--- Challenge ---
Rewrite every line of the listing below, substituting "Applied load (kN)" for "Load (kN)" wherever it occurs and leaving everything else unchanged.

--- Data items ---
<<<<

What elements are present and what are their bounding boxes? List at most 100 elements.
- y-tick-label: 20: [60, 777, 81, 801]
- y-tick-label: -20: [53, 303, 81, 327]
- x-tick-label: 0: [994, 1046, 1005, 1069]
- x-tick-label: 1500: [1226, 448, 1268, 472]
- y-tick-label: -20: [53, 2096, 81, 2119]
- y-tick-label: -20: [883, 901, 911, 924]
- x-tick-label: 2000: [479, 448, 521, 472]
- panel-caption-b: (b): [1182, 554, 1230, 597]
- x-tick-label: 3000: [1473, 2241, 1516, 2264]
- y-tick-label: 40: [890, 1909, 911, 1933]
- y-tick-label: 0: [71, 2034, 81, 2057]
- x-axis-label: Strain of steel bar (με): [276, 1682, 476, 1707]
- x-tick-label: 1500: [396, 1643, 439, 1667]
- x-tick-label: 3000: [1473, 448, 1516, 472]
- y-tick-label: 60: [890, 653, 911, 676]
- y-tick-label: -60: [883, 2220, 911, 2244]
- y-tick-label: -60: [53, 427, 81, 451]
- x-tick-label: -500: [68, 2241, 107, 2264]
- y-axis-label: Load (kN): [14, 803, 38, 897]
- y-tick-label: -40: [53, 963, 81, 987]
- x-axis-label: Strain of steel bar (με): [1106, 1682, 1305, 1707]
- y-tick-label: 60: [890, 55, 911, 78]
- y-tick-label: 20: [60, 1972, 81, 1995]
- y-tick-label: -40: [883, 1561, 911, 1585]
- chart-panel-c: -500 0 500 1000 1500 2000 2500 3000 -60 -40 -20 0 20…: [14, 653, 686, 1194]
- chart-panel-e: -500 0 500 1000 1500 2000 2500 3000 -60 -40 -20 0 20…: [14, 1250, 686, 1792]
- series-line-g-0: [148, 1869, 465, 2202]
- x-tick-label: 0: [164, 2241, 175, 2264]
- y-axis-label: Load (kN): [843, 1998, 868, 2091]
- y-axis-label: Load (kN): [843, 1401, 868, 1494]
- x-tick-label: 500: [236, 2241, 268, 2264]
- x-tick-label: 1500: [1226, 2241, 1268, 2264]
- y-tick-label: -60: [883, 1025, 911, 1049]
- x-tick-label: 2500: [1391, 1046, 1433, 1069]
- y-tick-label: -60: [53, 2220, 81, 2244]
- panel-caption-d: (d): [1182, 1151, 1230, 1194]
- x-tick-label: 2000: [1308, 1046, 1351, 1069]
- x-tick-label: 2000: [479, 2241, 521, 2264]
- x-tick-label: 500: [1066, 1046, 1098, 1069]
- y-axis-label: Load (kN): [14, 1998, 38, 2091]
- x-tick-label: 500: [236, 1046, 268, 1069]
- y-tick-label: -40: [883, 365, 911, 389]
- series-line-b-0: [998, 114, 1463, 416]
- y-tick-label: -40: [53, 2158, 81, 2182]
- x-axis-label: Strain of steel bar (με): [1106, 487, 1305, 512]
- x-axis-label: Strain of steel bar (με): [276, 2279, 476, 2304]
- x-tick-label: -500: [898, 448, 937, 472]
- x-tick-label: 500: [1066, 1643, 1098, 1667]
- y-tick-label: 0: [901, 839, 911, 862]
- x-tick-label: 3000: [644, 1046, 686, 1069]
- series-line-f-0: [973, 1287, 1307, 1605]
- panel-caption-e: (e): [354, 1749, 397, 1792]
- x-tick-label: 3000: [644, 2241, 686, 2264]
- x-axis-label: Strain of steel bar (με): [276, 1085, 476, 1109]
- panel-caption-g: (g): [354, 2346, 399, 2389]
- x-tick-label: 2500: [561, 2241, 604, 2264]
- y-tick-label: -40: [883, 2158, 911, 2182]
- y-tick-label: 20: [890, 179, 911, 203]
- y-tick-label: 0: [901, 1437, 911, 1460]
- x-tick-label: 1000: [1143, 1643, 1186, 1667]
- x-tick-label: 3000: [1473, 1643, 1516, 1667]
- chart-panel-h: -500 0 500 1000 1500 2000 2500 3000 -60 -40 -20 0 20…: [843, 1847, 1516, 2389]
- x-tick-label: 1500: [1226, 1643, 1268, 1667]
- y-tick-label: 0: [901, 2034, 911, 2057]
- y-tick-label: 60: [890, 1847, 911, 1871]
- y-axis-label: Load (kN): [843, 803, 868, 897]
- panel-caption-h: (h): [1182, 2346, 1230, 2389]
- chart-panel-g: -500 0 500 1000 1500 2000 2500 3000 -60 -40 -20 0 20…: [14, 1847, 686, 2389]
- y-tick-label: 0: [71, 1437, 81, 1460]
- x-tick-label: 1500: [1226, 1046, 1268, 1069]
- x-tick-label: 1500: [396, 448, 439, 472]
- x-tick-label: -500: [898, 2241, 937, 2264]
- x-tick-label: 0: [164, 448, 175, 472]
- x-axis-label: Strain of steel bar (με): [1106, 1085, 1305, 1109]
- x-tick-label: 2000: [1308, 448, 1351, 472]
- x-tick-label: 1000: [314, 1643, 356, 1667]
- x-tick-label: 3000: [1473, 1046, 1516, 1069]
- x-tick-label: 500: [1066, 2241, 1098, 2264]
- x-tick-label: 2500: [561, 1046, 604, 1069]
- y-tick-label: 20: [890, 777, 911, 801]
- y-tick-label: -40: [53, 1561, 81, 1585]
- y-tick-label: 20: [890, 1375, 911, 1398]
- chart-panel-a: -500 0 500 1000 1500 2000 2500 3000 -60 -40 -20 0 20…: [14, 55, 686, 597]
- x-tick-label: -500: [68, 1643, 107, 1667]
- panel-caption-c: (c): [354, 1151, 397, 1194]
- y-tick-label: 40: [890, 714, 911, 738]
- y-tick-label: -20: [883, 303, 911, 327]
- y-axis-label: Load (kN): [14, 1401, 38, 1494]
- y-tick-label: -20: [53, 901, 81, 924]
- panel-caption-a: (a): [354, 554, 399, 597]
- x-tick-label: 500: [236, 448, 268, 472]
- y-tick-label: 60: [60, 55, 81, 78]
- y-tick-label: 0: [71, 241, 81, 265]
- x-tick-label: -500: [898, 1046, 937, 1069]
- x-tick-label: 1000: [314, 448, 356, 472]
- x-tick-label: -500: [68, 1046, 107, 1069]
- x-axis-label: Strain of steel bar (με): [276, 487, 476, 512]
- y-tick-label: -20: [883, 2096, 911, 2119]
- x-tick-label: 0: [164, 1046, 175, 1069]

>>>>

--- Written response ---
What elements are present and what are their bounding boxes? List at most 100 elements.
- y-tick-label: 20: [60, 777, 81, 801]
- y-tick-label: -20: [53, 303, 81, 327]
- x-tick-label: 0: [994, 1046, 1005, 1069]
- x-tick-label: 1500: [1226, 448, 1268, 472]
- y-tick-label: -20: [53, 2096, 81, 2119]
- y-tick-label: -20: [883, 901, 911, 924]
- x-tick-label: 2000: [479, 448, 521, 472]
- panel-caption-b: (b): [1182, 554, 1230, 597]
- x-tick-label: 3000: [1473, 2241, 1516, 2264]
- y-tick-label: 40: [890, 1909, 911, 1933]
- y-tick-label: 0: [71, 2034, 81, 2057]
- x-axis-label: Strain of steel bar (με): [276, 1682, 476, 1707]
- x-tick-label: 1500: [396, 1643, 439, 1667]
- x-tick-label: 3000: [1473, 448, 1516, 472]
- y-tick-label: 60: [890, 653, 911, 676]
- y-tick-label: -60: [883, 2220, 911, 2244]
- y-tick-label: -60: [53, 427, 81, 451]
- x-tick-label: -500: [68, 2241, 107, 2264]
- y-axis-label: Applied load (kN): [14, 803, 38, 897]
- y-tick-label: -40: [53, 963, 81, 987]
- x-axis-label: Strain of steel bar (με): [1106, 1682, 1305, 1707]
- y-tick-label: 60: [890, 55, 911, 78]
- y-tick-label: 20: [60, 1972, 81, 1995]
- y-tick-label: -40: [883, 1561, 911, 1585]
- chart-panel-c: -500 0 500 1000 1500 2000 2500 3000 -60 -40 -20 0 20…: [14, 653, 686, 1194]
- chart-panel-e: -500 0 500 1000 1500 2000 2500 3000 -60 -40 -20 0 20…: [14, 1250, 686, 1792]
- series-line-g-0: [148, 1869, 465, 2202]
- x-tick-label: 0: [164, 2241, 175, 2264]
- y-axis-label: Applied load (kN): [843, 1998, 868, 2091]
- y-axis-label: Applied load (kN): [843, 1401, 868, 1494]
- x-tick-label: 500: [236, 2241, 268, 2264]
- x-tick-label: 1500: [1226, 2241, 1268, 2264]
- y-tick-label: -60: [883, 1025, 911, 1049]
- x-tick-label: 2500: [1391, 1046, 1433, 1069]
- y-tick-label: -60: [53, 2220, 81, 2244]
- panel-caption-d: (d): [1182, 1151, 1230, 1194]
- x-tick-label: 2000: [1308, 1046, 1351, 1069]
- x-tick-label: 2000: [479, 2241, 521, 2264]
- x-tick-label: 500: [1066, 1046, 1098, 1069]
- y-axis-label: Applied load (kN): [14, 1998, 38, 2091]
- x-tick-label: 500: [236, 1046, 268, 1069]
- y-tick-label: -40: [883, 365, 911, 389]
- series-line-b-0: [998, 114, 1463, 416]
- y-tick-label: -40: [53, 2158, 81, 2182]
- x-axis-label: Strain of steel bar (με): [1106, 487, 1305, 512]
- x-axis-label: Strain of steel bar (με): [276, 2279, 476, 2304]
- x-tick-label: -500: [898, 448, 937, 472]
- x-tick-label: 500: [1066, 1643, 1098, 1667]
- y-tick-label: 0: [901, 839, 911, 862]
- x-tick-label: 3000: [644, 1046, 686, 1069]
- series-line-f-0: [973, 1287, 1307, 1605]
- panel-caption-e: (e): [354, 1749, 397, 1792]
- x-tick-label: 3000: [644, 2241, 686, 2264]
- x-axis-label: Strain of steel bar (με): [276, 1085, 476, 1109]
- panel-caption-g: (g): [354, 2346, 399, 2389]
- x-tick-label: 2500: [561, 2241, 604, 2264]
- y-tick-label: -40: [883, 2158, 911, 2182]
- y-tick-label: 20: [890, 179, 911, 203]
- y-tick-label: 0: [901, 1437, 911, 1460]
- x-tick-label: 1000: [1143, 1643, 1186, 1667]
- x-tick-label: 3000: [1473, 1643, 1516, 1667]
- chart-panel-h: -500 0 500 1000 1500 2000 2500 3000 -60 -40 -20 0 20…: [843, 1847, 1516, 2389]
- x-tick-label: 1500: [1226, 1643, 1268, 1667]
- y-tick-label: 0: [901, 2034, 911, 2057]
- y-tick-label: 60: [890, 1847, 911, 1871]
- y-axis-label: Applied load (kN): [843, 803, 868, 897]
- panel-caption-h: (h): [1182, 2346, 1230, 2389]
- chart-panel-g: -500 0 500 1000 1500 2000 2500 3000 -60 -40 -20 0 20…: [14, 1847, 686, 2389]
- y-tick-label: 0: [71, 1437, 81, 1460]
- x-tick-label: 1500: [1226, 1046, 1268, 1069]
- x-tick-label: 1500: [396, 448, 439, 472]
- x-tick-label: -500: [898, 2241, 937, 2264]
- x-tick-label: 0: [164, 448, 175, 472]
- x-axis-label: Strain of steel bar (με): [1106, 1085, 1305, 1109]
- x-tick-label: 2000: [1308, 448, 1351, 472]
- x-tick-label: 1000: [314, 1643, 356, 1667]
- x-tick-label: 3000: [1473, 1046, 1516, 1069]
- x-tick-label: 500: [1066, 2241, 1098, 2264]
- x-tick-label: 2500: [561, 1046, 604, 1069]
- y-tick-label: 20: [890, 777, 911, 801]
- y-tick-label: -40: [53, 1561, 81, 1585]
- y-tick-label: 20: [890, 1375, 911, 1398]
- chart-panel-a: -500 0 500 1000 1500 2000 2500 3000 -60 -40 -20 0 20…: [14, 55, 686, 597]
- x-tick-label: -500: [68, 1643, 107, 1667]
- panel-caption-c: (c): [354, 1151, 397, 1194]
- y-tick-label: 40: [890, 714, 911, 738]
- y-tick-label: -20: [883, 303, 911, 327]
- y-axis-label: Applied load (kN): [14, 1401, 38, 1494]
- y-tick-label: -20: [53, 901, 81, 924]
- panel-caption-a: (a): [354, 554, 399, 597]
- x-tick-label: 500: [236, 448, 268, 472]
- y-tick-label: 60: [60, 55, 81, 78]
- y-tick-label: 0: [71, 241, 81, 265]
- x-tick-label: -500: [898, 1046, 937, 1069]
- x-tick-label: 1000: [314, 448, 356, 472]
- x-tick-label: -500: [68, 1046, 107, 1069]
- x-axis-label: Strain of steel bar (με): [276, 487, 476, 512]
- y-tick-label: -20: [883, 2096, 911, 2119]
- x-tick-label: 0: [164, 1046, 175, 1069]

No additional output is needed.